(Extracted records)
START

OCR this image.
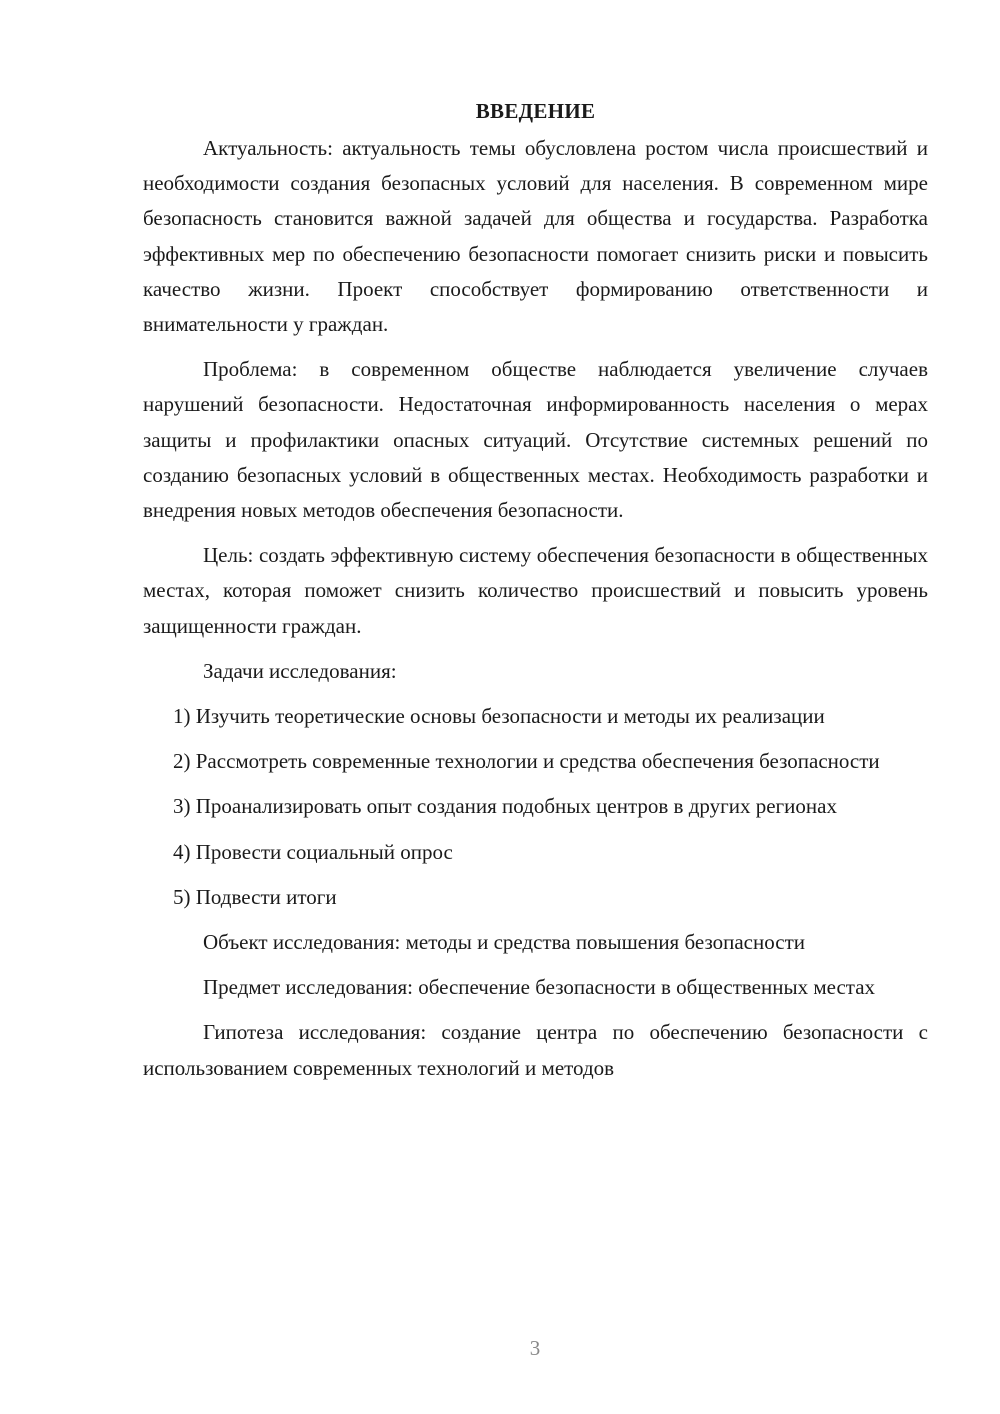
ВВЕДЕНИЕ

Актуальность: актуальность темы обусловлена ростом числа происшествий и необходимости создания безопасных условий для населения. В современном мире безопасность становится важной задачей для общества и государства. Разработка эффективных мер по обеспечению безопасности помогает снизить риски и повысить качество жизни. Проект способствует формированию ответственности и внимательности у граждан.

Проблема: в современном обществе наблюдается увеличение случаев нарушений безопасности. Недостаточная информированность населения о мерах защиты и профилактики опасных ситуаций. Отсутствие системных решений по созданию безопасных условий в общественных местах. Необходимость разработки и внедрения новых методов обеспечения безопасности.

Цель: создать эффективную систему обеспечения безопасности в общественных местах, которая поможет снизить количество происшествий и повысить уровень защищенности граждан.

Задачи исследования:

1) Изучить теоретические основы безопасности и методы их реализации

2) Рассмотреть современные технологии и средства обеспечения безопасности

3) Проанализировать опыт создания подобных центров в других регионах

4) Провести социальный опрос

5) Подвести итоги

Объект исследования: методы и средства повышения безопасности

Предмет исследования: обеспечение безопасности в общественных местах

Гипотеза исследования: создание центра по обеспечению безопасности с использованием современных технологий и методов

3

END

_YOUR TASK:_
Without including any pictures, print all of the material exactly as given.

_RIGHT ANSWER:_
OCR this image.
ВВЕДЕНИЕ

Актуальность: актуальность темы обусловлена ростом числа происшествий и необходимости создания безопасных условий для населения. В современном мире безопасность становится важной задачей для общества и государства. Разработка эффективных мер по обеспечению безопасности помогает снизить риски и повысить качество жизни. Проект способствует формированию ответственности и внимательности у граждан.

Проблема: в современном обществе наблюдается увеличение случаев нарушений безопасности. Недостаточная информированность населения о мерах защиты и профилактики опасных ситуаций. Отсутствие системных решений по созданию безопасных условий в общественных местах. Необходимость разработки и внедрения новых методов обеспечения безопасности.

Цель: создать эффективную систему обеспечения безопасности в общественных местах, которая поможет снизить количество происшествий и повысить уровень защищенности граждан.

Задачи исследования:

1) Изучить теоретические основы безопасности и методы их реализации

2) Рассмотреть современные технологии и средства обеспечения безопасности

3) Проанализировать опыт создания подобных центров в других регионах

4) Провести социальный опрос

5) Подвести итоги

Объект исследования: методы и средства повышения безопасности

Предмет исследования: обеспечение безопасности в общественных местах

Гипотеза исследования: создание центра по обеспечению безопасности с использованием современных технологий и методов

3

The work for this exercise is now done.